··· Record set
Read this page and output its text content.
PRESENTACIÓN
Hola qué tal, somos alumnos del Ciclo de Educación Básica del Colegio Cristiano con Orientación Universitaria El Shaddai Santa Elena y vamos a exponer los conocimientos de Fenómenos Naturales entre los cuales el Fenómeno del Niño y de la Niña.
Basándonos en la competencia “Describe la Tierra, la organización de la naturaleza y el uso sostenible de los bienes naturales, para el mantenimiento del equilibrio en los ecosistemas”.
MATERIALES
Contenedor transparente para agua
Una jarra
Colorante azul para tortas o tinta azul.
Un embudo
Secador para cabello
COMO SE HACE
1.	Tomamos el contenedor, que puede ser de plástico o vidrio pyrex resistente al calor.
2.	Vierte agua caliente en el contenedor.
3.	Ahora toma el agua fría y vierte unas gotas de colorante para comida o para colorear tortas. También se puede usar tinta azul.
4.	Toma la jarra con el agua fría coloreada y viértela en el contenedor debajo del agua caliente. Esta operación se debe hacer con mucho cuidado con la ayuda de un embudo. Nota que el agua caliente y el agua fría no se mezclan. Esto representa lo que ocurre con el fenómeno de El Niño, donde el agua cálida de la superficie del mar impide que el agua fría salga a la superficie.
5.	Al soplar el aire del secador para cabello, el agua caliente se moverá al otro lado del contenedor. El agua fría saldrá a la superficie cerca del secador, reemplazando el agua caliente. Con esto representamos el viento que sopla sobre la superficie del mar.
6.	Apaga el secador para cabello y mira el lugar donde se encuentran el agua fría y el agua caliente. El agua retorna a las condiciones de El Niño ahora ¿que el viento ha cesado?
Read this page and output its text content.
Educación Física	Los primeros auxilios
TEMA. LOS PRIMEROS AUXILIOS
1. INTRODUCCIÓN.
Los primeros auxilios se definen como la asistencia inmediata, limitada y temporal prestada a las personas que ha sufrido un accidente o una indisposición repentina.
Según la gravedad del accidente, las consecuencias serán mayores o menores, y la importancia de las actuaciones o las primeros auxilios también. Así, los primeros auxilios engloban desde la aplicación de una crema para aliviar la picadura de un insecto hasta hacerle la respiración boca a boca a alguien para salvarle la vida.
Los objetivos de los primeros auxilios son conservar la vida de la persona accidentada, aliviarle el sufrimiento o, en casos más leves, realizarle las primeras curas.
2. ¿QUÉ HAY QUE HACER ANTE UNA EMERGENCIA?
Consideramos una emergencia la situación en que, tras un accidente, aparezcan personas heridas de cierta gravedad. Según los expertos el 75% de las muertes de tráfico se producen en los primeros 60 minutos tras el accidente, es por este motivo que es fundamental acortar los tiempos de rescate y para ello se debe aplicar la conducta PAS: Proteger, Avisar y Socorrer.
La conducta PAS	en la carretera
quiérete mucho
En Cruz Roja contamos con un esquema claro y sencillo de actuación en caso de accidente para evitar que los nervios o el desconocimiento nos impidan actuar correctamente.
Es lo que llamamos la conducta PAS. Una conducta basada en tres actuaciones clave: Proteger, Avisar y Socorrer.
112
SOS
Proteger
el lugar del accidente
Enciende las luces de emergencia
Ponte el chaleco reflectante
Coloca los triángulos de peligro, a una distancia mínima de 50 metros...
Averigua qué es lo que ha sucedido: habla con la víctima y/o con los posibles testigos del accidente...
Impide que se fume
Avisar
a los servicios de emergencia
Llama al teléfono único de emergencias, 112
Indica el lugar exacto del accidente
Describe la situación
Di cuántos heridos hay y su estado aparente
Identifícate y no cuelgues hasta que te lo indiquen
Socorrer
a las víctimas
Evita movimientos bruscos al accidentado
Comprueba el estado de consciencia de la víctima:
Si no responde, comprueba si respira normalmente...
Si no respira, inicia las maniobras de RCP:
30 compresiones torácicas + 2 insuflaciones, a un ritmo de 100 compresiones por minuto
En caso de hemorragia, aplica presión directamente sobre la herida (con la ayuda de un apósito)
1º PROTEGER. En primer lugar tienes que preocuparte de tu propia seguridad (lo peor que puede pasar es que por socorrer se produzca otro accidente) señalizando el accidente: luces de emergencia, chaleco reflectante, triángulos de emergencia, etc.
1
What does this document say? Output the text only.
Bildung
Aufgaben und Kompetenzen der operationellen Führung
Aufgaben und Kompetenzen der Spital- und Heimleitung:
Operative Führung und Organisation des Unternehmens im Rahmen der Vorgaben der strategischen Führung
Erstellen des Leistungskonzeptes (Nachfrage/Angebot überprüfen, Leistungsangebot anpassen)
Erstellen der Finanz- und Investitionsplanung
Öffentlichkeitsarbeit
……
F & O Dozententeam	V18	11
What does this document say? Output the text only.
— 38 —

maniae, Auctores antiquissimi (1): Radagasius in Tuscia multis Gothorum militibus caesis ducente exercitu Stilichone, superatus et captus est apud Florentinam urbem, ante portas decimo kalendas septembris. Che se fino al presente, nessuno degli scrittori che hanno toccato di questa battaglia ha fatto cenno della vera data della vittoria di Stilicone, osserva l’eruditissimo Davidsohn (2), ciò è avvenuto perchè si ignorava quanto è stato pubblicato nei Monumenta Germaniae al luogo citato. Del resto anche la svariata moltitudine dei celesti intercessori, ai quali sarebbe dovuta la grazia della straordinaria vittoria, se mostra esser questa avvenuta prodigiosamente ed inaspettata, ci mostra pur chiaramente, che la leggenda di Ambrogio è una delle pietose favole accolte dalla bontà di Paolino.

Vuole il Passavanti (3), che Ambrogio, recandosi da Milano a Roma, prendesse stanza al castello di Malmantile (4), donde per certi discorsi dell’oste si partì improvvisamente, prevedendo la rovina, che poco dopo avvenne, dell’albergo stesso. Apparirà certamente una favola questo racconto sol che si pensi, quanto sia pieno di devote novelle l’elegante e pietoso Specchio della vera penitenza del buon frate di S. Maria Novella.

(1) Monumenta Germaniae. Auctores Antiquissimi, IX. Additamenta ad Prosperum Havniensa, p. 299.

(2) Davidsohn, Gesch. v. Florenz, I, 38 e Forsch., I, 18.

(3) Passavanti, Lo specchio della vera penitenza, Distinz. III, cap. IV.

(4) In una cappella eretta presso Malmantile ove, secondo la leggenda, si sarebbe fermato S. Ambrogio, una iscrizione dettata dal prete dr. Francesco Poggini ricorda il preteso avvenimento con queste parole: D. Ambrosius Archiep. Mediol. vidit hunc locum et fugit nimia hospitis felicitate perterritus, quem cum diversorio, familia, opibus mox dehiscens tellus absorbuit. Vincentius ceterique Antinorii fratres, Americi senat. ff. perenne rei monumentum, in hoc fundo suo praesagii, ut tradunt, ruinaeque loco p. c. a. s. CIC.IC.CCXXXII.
······
- [Task requirements]
Find all lines with "cabello" in them and copy each one.

- [Output of the task]
Secador para cabello
5.	Al soplar el aire del secador para cabello, el agua caliente se moverá al otro lado del contenedor. El agua fría saldrá a la superficie cerca del secador, reemplazando el agua caliente. Con esto representamos el viento que sopla sobre la superficie del mar.
6.	Apaga el secador para cabello y mira el lugar donde se encuentran el agua fría y el agua caliente. El agua retorna a las condiciones de El Niño ahora ¿que el viento ha cesado?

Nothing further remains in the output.